## Exercise details
Identify and reproduce every line holding the string "skala".

## Source material
● ● ●
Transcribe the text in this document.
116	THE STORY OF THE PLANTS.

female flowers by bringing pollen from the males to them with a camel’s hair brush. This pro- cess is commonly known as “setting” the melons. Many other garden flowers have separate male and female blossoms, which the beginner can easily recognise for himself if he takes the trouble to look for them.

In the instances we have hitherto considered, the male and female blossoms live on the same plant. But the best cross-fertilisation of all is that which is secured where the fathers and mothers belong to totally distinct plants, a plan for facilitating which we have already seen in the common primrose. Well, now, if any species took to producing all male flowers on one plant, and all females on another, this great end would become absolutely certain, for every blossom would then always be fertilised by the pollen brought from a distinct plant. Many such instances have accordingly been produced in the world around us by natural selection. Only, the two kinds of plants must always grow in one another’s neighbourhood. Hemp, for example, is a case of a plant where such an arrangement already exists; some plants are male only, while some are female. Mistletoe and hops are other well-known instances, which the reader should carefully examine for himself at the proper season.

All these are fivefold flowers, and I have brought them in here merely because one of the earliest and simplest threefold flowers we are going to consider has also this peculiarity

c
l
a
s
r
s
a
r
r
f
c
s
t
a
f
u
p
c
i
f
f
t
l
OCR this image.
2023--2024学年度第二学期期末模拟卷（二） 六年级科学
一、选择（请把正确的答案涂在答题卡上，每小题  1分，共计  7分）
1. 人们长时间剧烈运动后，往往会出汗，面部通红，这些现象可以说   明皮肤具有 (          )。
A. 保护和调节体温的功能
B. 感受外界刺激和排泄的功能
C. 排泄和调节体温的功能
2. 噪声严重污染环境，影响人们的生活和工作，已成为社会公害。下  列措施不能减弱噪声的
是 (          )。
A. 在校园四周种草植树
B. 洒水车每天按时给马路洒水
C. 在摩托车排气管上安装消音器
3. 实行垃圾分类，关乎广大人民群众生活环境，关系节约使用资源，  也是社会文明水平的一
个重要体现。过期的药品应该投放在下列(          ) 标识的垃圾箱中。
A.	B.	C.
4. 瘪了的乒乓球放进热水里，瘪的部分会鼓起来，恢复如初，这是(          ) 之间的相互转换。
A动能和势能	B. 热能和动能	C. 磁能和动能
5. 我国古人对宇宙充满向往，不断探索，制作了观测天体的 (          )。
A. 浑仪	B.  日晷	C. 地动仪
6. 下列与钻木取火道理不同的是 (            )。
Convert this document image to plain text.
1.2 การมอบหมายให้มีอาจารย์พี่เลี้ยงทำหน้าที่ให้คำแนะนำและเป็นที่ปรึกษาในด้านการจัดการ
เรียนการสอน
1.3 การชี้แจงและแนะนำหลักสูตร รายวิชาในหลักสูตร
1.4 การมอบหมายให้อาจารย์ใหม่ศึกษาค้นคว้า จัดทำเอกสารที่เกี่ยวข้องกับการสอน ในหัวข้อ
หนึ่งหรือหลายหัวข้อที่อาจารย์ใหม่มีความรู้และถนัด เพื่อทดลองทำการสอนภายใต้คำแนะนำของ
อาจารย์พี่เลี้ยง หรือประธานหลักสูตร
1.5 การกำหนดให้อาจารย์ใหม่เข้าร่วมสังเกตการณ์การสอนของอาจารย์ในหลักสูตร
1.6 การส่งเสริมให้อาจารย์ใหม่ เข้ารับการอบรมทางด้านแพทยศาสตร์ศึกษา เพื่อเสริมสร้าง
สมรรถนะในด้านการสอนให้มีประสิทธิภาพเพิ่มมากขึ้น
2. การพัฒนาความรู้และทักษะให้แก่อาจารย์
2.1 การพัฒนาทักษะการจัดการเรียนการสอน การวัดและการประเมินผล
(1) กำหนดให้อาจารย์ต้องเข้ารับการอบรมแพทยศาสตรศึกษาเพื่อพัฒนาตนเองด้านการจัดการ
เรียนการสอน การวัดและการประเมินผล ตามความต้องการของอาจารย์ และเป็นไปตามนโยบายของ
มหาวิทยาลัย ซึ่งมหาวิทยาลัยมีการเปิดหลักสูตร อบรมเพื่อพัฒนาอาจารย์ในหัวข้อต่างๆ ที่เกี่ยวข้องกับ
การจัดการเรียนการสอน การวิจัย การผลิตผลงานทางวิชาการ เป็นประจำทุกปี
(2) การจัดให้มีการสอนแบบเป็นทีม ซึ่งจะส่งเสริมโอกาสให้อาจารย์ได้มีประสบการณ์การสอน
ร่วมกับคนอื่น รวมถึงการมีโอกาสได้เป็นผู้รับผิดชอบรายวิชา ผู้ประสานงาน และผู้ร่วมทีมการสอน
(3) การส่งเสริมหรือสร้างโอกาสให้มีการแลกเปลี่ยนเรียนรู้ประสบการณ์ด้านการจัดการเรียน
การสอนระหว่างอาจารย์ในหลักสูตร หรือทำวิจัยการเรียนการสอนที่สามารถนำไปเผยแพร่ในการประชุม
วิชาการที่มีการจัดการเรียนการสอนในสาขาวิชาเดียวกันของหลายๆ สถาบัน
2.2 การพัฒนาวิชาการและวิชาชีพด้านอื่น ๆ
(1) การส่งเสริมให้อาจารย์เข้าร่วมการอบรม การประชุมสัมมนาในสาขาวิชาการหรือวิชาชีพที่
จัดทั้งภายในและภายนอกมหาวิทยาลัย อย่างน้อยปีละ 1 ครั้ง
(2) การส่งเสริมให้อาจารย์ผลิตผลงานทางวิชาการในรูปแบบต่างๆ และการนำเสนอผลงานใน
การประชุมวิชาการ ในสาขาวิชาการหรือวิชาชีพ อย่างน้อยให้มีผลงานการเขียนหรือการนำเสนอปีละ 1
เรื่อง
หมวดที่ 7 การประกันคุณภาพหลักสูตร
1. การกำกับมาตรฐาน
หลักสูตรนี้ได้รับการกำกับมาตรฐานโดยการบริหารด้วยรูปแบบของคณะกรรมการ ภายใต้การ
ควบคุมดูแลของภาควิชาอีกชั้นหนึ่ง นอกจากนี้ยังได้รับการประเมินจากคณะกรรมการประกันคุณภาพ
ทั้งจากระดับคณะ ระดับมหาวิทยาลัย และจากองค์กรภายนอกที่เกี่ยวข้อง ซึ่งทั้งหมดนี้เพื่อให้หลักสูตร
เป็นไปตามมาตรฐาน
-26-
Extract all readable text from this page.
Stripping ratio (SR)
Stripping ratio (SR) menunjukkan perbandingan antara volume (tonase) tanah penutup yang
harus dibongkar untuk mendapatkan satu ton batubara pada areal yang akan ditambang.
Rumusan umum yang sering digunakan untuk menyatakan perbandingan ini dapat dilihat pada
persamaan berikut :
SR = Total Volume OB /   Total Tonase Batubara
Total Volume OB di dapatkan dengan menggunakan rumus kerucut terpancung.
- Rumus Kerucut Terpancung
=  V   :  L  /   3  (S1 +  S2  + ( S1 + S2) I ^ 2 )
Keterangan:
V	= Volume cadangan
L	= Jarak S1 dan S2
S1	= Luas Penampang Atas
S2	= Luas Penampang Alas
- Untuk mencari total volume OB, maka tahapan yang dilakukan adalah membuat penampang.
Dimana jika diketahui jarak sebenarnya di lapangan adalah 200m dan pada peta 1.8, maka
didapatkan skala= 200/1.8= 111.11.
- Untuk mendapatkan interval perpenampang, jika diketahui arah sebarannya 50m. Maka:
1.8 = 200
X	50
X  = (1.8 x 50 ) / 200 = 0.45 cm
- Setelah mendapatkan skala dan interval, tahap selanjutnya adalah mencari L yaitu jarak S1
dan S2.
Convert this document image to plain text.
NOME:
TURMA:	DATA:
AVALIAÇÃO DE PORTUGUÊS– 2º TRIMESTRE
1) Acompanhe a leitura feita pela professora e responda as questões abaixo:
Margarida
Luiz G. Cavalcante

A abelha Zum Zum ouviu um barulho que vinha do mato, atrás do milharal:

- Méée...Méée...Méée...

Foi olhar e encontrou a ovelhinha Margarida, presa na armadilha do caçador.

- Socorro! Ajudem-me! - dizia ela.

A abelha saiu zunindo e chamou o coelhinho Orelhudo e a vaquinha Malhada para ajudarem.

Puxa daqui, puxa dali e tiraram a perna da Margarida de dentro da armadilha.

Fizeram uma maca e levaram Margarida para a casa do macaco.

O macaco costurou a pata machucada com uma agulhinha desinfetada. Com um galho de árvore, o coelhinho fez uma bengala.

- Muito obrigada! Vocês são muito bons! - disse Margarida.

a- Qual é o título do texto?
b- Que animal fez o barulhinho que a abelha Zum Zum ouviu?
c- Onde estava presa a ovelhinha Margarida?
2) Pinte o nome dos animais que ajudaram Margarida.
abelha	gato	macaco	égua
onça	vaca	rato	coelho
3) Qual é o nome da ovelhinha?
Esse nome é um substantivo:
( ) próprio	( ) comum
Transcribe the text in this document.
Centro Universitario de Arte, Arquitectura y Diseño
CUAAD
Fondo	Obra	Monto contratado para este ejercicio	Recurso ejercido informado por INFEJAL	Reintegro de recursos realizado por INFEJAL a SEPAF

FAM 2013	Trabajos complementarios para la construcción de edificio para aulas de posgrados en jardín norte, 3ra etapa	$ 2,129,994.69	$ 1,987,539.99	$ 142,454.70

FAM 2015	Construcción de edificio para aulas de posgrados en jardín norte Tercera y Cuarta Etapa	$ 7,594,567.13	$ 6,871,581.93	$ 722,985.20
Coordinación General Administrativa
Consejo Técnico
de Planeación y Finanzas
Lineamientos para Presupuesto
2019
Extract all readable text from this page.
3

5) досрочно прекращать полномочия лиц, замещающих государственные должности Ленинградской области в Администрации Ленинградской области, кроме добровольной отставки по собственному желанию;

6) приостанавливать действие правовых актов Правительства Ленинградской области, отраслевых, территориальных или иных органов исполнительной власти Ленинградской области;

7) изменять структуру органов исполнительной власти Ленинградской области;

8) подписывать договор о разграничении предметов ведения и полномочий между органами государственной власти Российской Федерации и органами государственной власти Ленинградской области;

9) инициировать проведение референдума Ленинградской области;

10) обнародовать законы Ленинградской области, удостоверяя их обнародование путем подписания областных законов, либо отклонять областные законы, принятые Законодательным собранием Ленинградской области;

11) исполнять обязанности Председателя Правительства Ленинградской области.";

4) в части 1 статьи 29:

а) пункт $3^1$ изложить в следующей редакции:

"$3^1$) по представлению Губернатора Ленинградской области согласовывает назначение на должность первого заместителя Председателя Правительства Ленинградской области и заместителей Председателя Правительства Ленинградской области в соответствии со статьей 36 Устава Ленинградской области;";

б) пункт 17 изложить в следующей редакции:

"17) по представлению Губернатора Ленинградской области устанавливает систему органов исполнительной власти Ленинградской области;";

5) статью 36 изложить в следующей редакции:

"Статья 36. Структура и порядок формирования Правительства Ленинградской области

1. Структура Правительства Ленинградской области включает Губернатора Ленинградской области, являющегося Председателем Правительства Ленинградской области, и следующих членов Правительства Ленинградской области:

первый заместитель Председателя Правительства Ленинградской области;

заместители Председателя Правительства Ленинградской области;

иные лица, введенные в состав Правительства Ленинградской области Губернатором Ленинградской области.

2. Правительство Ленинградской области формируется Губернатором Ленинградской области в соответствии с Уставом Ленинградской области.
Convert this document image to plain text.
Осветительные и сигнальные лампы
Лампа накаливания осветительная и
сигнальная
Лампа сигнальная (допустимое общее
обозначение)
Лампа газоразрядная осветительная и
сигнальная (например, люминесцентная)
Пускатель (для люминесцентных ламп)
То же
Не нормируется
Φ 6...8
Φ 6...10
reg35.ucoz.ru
● ● ●
## Final result
didapatkan skala= 200/1.8= 111.11.
- Setelah mendapatkan skala dan interval, tahap selanjutnya adalah mencari L yaitu jarak S1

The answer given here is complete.